> **Task item**: Below is a set of entries; give all of them again exactly.

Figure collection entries
*****

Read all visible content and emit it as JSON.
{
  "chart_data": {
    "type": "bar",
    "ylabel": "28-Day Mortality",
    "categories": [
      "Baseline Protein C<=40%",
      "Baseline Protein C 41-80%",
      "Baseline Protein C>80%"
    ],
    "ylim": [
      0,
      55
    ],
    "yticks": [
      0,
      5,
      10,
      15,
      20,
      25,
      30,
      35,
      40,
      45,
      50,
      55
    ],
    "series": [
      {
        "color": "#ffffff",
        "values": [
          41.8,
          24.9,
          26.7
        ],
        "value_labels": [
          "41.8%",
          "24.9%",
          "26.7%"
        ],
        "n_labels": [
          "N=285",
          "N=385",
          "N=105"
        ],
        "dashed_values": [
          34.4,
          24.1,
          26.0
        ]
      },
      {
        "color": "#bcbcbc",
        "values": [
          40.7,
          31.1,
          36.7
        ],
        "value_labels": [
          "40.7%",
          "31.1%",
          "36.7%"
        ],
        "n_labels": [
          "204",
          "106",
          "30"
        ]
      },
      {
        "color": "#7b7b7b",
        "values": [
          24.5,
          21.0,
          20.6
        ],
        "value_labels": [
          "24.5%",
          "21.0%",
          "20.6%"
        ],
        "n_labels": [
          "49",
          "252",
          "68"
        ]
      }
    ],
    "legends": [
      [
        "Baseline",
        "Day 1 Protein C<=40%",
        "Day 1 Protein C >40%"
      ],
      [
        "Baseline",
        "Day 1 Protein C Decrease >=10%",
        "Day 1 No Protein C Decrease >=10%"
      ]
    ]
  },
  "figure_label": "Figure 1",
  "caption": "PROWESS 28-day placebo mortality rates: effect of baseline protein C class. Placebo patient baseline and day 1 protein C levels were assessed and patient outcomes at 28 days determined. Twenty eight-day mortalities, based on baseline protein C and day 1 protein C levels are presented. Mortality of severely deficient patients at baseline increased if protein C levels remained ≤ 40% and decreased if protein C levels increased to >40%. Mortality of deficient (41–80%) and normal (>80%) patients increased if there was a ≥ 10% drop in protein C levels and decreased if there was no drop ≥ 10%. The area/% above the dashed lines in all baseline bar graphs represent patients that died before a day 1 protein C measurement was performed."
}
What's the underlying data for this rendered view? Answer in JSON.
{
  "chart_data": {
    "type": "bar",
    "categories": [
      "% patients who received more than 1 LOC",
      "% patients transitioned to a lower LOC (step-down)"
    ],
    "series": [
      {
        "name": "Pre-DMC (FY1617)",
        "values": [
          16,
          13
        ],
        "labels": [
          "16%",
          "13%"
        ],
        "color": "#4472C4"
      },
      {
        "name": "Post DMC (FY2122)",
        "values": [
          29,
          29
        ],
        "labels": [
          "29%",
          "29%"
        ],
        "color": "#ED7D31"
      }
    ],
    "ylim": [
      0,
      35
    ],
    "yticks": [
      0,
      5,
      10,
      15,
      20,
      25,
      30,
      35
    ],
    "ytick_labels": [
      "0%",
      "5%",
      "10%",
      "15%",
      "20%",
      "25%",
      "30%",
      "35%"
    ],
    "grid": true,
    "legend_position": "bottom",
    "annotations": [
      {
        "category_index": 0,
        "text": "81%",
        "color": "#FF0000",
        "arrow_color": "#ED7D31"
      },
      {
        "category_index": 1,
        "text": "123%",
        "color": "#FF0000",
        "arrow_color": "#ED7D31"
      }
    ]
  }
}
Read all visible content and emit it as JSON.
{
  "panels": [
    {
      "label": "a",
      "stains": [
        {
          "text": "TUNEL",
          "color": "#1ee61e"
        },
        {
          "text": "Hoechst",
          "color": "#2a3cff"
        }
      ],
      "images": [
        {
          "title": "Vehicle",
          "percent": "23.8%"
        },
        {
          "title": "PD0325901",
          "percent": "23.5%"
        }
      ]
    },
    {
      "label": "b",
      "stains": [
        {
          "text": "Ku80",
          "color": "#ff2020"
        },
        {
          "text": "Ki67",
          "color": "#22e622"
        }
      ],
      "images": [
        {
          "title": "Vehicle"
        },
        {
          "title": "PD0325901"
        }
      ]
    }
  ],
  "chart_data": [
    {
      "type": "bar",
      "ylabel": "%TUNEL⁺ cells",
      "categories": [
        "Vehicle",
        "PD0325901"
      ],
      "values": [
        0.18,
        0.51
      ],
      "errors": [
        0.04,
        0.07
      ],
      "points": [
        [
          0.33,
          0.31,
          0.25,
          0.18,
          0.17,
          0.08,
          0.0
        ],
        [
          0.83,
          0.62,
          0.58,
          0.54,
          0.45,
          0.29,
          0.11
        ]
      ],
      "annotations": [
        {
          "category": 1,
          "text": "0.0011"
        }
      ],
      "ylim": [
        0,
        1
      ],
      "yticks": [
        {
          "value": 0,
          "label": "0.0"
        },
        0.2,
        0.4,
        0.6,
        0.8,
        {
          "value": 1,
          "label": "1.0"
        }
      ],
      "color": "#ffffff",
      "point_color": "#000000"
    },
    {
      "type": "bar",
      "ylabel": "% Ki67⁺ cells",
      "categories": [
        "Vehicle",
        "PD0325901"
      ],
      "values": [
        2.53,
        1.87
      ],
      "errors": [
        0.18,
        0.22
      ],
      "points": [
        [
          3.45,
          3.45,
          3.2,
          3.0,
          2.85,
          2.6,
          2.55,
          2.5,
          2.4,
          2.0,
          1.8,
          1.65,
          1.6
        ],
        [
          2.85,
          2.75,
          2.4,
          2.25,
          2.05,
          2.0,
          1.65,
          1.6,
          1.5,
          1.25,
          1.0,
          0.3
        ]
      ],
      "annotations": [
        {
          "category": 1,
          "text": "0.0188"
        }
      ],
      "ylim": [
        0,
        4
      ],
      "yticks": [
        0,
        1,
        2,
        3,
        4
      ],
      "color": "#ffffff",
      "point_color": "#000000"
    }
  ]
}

*****

> **Output for this task**:
Read all visible content and emit it as JSON.
{
  "chart_data": {
    "type": "bar",
    "ylabel": "28-Day Mortality",
    "categories": [
      "Baseline Protein C<=40%",
      "Baseline Protein C 41-80%",
      "Baseline Protein C>80%"
    ],
    "ylim": [
      0,
      55
    ],
    "yticks": [
      0,
      5,
      10,
      15,
      20,
      25,
      30,
      35,
      40,
      45,
      50,
      55
    ],
    "series": [
      {
        "color": "#ffffff",
        "values": [
          41.8,
          24.9,
          26.7
        ],
        "value_labels": [
          "41.8%",
          "24.9%",
          "26.7%"
        ],
        "n_labels": [
          "N=285",
          "N=385",
          "N=105"
        ],
        "dashed_values": [
          34.4,
          24.1,
          26.0
        ]
      },
      {
        "color": "#bcbcbc",
        "values": [
          40.7,
          31.1,
          36.7
        ],
        "value_labels": [
          "40.7%",
          "31.1%",
          "36.7%"
        ],
        "n_labels": [
          "204",
          "106",
          "30"
        ]
      },
      {
        "color": "#7b7b7b",
        "values": [
          24.5,
          21.0,
          20.6
        ],
        "value_labels": [
          "24.5%",
          "21.0%",
          "20.6%"
        ],
        "n_labels": [
          "49",
          "252",
          "68"
        ]
      }
    ],
    "legends": [
      [
        "Baseline",
        "Day 1 Protein C<=40%",
        "Day 1 Protein C >40%"
      ],
      [
        "Baseline",
        "Day 1 Protein C Decrease >=10%",
        "Day 1 No Protein C Decrease >=10%"
      ]
    ]
  },
  "figure_label": "Figure 1",
  "caption": "PROWESS 28-day placebo mortality rates: effect of baseline protein C class. Placebo patient baseline and day 1 protein C levels were assessed and patient outcomes at 28 days determined. Twenty eight-day mortalities, based on baseline protein C and day 1 protein C levels are presented. Mortality of severely deficient patients at baseline increased if protein C levels remained ≤ 40% and decreased if protein C levels increased to >40%. Mortality of deficient (41–80%) and normal (>80%) patients increased if there was a ≥ 10% drop in protein C levels and decreased if there was no drop ≥ 10%. The area/% above the dashed lines in all baseline bar graphs represent patients that died before a day 1 protein C measurement was performed."
}
What's the underlying data for this rendered view? Answer in JSON.
{
  "chart_data": {
    "type": "bar",
    "categories": [
      "% patients who received more than 1 LOC",
      "% patients transitioned to a lower LOC (step-down)"
    ],
    "series": [
      {
        "name": "Pre-DMC (FY1617)",
        "values": [
          16,
          13
        ],
        "labels": [
          "16%",
          "13%"
        ],
        "color": "#4472C4"
      },
      {
        "name": "Post DMC (FY2122)",
        "values": [
          29,
          29
        ],
        "labels": [
          "29%",
          "29%"
        ],
        "color": "#ED7D31"
      }
    ],
    "ylim": [
      0,
      35
    ],
    "yticks": [
      0,
      5,
      10,
      15,
      20,
      25,
      30,
      35
    ],
    "ytick_labels": [
      "0%",
      "5%",
      "10%",
      "15%",
      "20%",
      "25%",
      "30%",
      "35%"
    ],
    "grid": true,
    "legend_position": "bottom",
    "annotations": [
      {
        "category_index": 0,
        "text": "81%",
        "color": "#FF0000",
        "arrow_color": "#ED7D31"
      },
      {
        "category_index": 1,
        "text": "123%",
        "color": "#FF0000",
        "arrow_color": "#ED7D31"
      }
    ]
  }
}
Read all visible content and emit it as JSON.
{
  "panels": [
    {
      "label": "a",
      "stains": [
        {
          "text": "TUNEL",
          "color": "#1ee61e"
        },
        {
          "text": "Hoechst",
          "color": "#2a3cff"
        }
      ],
      "images": [
        {
          "title": "Vehicle",
          "percent": "23.8%"
        },
        {
          "title": "PD0325901",
          "percent": "23.5%"
        }
      ]
    },
    {
      "label": "b",
      "stains": [
        {
          "text": "Ku80",
          "color": "#ff2020"
        },
        {
          "text": "Ki67",
          "color": "#22e622"
        }
      ],
      "images": [
        {
          "title": "Vehicle"
        },
        {
          "title": "PD0325901"
        }
      ]
    }
  ],
  "chart_data": [
    {
      "type": "bar",
      "ylabel": "%TUNEL⁺ cells",
      "categories": [
        "Vehicle",
        "PD0325901"
      ],
      "values": [
        0.18,
        0.51
      ],
      "errors": [
        0.04,
        0.07
      ],
      "points": [
        [
          0.33,
          0.31,
          0.25,
          0.18,
          0.17,
          0.08,
          0.0
        ],
        [
          0.83,
          0.62,
          0.58,
          0.54,
          0.45,
          0.29,
          0.11
        ]
      ],
      "annotations": [
        {
          "category": 1,
          "text": "0.0011"
        }
      ],
      "ylim": [
        0,
        1
      ],
      "yticks": [
        {
          "value": 0,
          "label": "0.0"
        },
        0.2,
        0.4,
        0.6,
        0.8,
        {
          "value": 1,
          "label": "1.0"
        }
      ],
      "color": "#ffffff",
      "point_color": "#000000"
    },
    {
      "type": "bar",
      "ylabel": "% Ki67⁺ cells",
      "categories": [
        "Vehicle",
        "PD0325901"
      ],
      "values": [
        2.53,
        1.87
      ],
      "errors": [
        0.18,
        0.22
      ],
      "points": [
        [
          3.45,
          3.45,
          3.2,
          3.0,
          2.85,
          2.6,
          2.55,
          2.5,
          2.4,
          2.0,
          1.8,
          1.65,
          1.6
        ],
        [
          2.85,
          2.75,
          2.4,
          2.25,
          2.05,
          2.0,
          1.65,
          1.6,
          1.5,
          1.25,
          1.0,
          0.3
        ]
      ],
      "annotations": [
        {
          "category": 1,
          "text": "0.0188"
        }
      ],
      "ylim": [
        0,
        4
      ],
      "yticks": [
        0,
        1,
        2,
        3,
        4
      ],
      "color": "#ffffff",
      "point_color": "#000000"
    }
  ]
}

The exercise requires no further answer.